What is expected ->
Provide the data again in its entirety, exactly as given.

[Extracted records]

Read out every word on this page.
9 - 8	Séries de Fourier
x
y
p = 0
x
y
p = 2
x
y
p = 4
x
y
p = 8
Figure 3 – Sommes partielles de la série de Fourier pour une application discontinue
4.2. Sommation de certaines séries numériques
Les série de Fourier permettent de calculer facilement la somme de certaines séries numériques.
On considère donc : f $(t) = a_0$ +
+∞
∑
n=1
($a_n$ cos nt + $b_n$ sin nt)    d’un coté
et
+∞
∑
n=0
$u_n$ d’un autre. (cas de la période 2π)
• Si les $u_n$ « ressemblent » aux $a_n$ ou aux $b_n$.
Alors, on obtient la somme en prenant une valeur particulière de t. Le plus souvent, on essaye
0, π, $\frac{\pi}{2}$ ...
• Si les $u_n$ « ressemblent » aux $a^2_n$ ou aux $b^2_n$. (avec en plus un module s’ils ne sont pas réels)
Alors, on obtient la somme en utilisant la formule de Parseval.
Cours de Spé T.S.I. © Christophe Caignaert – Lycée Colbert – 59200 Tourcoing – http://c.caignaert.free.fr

Answer to this task ->
Read out every word on this page.
9 - 8	Séries de Fourier
x
y
p = 0
x
y
p = 2
x
y
p = 4
x
y
p = 8
Figure 3 – Sommes partielles de la série de Fourier pour une application discontinue
4.2. Sommation de certaines séries numériques
Les série de Fourier permettent de calculer facilement la somme de certaines séries numériques.
On considère donc : f $(t) = a_0$ +
+∞
∑
n=1
($a_n$ cos nt + $b_n$ sin nt)    d’un coté
et
+∞
∑
n=0
$u_n$ d’un autre. (cas de la période 2π)
• Si les $u_n$ « ressemblent » aux $a_n$ ou aux $b_n$.
Alors, on obtient la somme en prenant une valeur particulière de t. Le plus souvent, on essaye
0, π, $\frac{\pi}{2}$ ...
• Si les $u_n$ « ressemblent » aux $a^2_n$ ou aux $b^2_n$. (avec en plus un module s’ils ne sont pas réels)
Alors, on obtient la somme en utilisant la formule de Parseval.
Cours de Spé T.S.I. © Christophe Caignaert – Lycée Colbert – 59200 Tourcoing – http://c.caignaert.free.fr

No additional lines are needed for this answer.